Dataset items

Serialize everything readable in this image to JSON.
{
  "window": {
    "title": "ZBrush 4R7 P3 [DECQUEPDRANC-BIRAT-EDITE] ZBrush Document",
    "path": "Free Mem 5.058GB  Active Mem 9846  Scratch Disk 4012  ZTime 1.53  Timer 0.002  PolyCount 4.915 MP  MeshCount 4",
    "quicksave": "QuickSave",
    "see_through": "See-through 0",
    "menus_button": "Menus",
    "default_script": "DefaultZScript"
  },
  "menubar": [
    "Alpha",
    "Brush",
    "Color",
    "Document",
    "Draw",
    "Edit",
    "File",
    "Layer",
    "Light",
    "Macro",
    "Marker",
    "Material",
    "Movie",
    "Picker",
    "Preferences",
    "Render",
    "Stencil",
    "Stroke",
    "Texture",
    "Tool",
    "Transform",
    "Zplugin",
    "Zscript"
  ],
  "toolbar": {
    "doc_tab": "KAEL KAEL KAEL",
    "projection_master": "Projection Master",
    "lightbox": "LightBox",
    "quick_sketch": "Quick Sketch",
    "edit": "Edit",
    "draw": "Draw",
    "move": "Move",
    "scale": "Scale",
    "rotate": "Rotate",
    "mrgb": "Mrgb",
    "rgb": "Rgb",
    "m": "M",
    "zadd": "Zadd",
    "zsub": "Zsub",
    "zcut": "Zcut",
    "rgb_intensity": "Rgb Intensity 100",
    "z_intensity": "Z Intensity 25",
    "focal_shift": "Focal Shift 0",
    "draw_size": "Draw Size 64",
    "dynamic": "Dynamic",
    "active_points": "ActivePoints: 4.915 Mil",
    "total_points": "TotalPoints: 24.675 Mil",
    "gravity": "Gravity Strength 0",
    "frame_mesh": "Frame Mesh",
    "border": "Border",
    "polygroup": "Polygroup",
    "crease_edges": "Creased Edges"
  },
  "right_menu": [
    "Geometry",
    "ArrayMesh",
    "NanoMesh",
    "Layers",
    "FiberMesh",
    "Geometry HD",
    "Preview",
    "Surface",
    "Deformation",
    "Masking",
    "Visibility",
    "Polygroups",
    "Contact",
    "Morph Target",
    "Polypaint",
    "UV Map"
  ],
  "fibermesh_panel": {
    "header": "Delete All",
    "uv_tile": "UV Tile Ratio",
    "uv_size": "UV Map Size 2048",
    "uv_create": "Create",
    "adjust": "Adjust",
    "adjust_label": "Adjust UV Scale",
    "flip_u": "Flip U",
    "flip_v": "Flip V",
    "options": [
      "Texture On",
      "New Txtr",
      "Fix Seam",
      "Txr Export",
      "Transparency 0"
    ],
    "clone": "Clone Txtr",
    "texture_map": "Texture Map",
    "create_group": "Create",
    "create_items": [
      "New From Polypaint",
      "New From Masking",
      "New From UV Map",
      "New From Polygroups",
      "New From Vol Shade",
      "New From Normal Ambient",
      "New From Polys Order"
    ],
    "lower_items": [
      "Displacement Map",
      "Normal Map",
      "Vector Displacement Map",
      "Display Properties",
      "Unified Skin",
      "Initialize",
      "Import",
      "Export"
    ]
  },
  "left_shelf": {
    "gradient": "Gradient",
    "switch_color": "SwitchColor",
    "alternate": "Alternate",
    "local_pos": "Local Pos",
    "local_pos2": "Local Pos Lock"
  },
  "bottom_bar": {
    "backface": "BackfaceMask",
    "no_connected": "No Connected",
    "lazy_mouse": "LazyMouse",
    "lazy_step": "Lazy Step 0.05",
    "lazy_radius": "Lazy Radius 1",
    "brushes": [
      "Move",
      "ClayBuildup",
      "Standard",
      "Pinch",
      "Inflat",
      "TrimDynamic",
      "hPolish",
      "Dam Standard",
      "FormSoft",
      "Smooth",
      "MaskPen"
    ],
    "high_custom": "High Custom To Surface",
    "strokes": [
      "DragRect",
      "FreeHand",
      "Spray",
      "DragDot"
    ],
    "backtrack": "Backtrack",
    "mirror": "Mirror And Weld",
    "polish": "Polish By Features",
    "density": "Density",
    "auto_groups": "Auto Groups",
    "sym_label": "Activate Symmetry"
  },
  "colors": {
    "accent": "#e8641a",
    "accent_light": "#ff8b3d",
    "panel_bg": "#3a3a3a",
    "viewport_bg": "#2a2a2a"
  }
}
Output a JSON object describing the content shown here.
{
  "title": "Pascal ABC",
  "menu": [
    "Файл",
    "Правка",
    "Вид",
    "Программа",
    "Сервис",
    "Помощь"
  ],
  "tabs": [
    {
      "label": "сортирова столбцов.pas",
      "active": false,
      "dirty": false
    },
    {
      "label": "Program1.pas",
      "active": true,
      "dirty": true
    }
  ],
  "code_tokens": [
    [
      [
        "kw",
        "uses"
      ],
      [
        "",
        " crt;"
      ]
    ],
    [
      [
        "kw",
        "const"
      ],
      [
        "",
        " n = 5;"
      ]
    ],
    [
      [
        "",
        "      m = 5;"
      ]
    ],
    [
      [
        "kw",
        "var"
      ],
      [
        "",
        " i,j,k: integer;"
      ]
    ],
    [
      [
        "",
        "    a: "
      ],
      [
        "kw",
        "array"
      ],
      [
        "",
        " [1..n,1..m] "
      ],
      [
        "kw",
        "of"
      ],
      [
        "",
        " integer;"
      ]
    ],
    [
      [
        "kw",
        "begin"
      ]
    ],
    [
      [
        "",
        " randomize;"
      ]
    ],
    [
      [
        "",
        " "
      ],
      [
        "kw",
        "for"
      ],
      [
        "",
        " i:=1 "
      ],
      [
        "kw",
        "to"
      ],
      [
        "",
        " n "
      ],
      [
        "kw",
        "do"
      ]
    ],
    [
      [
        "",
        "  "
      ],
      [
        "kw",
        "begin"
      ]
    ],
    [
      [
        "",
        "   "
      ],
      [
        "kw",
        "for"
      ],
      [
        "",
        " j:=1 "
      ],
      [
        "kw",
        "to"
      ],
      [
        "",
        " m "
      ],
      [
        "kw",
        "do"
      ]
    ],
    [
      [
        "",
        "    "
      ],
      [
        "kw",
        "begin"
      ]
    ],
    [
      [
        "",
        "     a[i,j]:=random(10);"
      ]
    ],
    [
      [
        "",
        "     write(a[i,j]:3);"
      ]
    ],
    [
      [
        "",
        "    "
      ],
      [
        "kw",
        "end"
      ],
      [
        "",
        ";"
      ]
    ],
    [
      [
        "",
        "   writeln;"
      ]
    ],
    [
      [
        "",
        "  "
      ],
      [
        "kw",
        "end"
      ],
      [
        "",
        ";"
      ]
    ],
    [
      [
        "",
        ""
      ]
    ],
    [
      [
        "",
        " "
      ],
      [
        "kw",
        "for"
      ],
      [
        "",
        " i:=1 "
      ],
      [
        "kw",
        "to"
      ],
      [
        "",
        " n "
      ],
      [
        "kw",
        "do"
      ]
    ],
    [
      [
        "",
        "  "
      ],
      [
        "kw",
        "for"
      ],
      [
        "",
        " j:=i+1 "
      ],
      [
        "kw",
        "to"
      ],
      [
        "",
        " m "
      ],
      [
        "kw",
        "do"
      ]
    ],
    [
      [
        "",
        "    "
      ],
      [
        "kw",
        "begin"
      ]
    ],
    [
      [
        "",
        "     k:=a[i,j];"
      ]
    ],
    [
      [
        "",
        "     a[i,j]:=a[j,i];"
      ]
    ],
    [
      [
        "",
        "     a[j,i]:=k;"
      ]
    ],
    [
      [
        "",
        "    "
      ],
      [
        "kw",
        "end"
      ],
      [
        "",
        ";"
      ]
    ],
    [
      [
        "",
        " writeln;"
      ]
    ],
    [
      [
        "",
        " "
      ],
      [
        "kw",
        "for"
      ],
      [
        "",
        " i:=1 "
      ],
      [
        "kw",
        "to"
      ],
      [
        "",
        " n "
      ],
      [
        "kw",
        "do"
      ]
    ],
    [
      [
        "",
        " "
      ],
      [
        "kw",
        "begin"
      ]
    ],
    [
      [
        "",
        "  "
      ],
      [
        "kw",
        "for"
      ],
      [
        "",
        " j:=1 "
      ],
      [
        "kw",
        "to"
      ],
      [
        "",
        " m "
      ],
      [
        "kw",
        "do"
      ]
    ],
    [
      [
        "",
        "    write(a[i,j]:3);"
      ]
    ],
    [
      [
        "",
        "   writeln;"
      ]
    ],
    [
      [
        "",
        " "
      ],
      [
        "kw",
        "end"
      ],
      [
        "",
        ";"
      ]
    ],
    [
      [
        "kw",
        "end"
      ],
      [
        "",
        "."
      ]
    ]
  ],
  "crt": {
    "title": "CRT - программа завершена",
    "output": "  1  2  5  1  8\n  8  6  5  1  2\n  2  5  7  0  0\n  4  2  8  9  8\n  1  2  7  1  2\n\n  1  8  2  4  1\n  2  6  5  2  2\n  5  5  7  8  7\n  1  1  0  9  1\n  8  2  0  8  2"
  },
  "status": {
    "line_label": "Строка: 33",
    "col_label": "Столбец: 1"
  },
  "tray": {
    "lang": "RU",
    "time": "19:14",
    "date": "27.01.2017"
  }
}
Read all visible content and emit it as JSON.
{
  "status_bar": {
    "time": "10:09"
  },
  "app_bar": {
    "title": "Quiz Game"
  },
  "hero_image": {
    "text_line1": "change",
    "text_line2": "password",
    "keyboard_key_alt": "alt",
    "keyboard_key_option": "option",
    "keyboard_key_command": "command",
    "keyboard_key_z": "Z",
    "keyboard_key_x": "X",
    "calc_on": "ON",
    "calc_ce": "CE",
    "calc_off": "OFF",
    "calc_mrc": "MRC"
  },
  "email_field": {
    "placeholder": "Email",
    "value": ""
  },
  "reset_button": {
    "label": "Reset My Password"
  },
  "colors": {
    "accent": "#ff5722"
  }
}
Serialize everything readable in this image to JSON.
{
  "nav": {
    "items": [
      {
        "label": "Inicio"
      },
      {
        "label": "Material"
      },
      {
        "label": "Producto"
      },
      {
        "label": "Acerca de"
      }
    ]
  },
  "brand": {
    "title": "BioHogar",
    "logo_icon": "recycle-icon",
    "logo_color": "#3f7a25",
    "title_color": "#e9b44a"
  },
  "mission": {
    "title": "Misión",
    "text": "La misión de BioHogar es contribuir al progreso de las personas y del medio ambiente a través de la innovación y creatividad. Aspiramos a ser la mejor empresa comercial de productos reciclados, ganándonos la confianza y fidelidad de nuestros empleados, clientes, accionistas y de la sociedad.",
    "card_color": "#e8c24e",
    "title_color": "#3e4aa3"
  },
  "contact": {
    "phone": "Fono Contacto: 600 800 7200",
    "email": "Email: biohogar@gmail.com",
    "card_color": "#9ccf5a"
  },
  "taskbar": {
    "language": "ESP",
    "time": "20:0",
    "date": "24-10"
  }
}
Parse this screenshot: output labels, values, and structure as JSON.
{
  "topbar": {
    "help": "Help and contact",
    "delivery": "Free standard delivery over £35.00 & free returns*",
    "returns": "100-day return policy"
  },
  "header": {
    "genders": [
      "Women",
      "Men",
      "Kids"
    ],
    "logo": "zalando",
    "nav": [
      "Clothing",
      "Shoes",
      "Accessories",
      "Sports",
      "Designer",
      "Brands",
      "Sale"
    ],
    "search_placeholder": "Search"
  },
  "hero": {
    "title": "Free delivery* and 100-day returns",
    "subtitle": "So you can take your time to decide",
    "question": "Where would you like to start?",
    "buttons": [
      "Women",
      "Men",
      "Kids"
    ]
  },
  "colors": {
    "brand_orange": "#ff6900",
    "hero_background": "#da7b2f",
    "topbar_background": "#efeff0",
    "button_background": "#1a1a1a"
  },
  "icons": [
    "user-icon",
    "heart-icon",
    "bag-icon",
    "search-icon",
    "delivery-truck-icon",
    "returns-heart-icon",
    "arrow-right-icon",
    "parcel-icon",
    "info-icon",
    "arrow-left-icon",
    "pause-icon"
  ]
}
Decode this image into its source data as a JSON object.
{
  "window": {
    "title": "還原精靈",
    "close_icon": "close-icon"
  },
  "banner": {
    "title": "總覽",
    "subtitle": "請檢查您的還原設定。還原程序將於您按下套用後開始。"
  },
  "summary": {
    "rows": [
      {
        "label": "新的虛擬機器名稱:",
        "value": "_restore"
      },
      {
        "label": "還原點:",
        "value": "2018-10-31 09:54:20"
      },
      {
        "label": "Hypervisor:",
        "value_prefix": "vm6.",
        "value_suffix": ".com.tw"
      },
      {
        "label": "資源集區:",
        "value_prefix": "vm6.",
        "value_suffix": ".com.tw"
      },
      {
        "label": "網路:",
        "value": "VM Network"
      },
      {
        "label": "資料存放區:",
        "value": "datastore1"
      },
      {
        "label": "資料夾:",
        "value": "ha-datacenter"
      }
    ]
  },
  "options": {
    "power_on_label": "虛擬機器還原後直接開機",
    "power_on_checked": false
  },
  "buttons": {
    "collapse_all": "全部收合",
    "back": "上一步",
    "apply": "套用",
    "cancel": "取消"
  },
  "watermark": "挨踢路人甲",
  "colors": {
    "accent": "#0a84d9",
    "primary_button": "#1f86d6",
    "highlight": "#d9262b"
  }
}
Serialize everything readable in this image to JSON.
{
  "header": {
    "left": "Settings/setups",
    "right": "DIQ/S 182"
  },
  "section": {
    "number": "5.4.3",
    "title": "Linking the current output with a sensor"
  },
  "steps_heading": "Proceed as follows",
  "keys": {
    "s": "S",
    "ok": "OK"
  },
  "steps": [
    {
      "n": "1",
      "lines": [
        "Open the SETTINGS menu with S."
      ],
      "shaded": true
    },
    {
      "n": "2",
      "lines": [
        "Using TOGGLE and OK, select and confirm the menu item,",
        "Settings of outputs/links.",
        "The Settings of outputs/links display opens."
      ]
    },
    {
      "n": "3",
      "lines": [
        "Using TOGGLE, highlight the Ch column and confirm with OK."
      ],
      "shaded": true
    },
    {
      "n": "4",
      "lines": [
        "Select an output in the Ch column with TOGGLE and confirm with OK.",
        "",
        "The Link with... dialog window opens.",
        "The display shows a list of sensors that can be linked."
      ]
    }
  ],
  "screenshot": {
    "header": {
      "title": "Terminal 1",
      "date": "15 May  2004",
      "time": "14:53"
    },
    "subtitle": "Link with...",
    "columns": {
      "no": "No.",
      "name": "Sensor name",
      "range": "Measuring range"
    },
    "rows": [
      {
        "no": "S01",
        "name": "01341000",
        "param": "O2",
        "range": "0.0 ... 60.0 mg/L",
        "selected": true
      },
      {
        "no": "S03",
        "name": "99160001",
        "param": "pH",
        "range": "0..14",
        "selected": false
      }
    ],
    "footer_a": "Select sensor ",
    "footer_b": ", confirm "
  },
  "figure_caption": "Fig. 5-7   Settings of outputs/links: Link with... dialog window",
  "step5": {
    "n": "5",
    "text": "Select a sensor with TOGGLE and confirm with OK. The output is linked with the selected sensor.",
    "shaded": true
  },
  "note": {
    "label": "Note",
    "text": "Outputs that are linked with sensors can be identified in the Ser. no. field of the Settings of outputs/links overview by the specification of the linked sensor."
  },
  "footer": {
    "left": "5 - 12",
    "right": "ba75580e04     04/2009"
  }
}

What is needed. Count how many lines above contain the word "sensors". Reply with the number alone.

Response. 2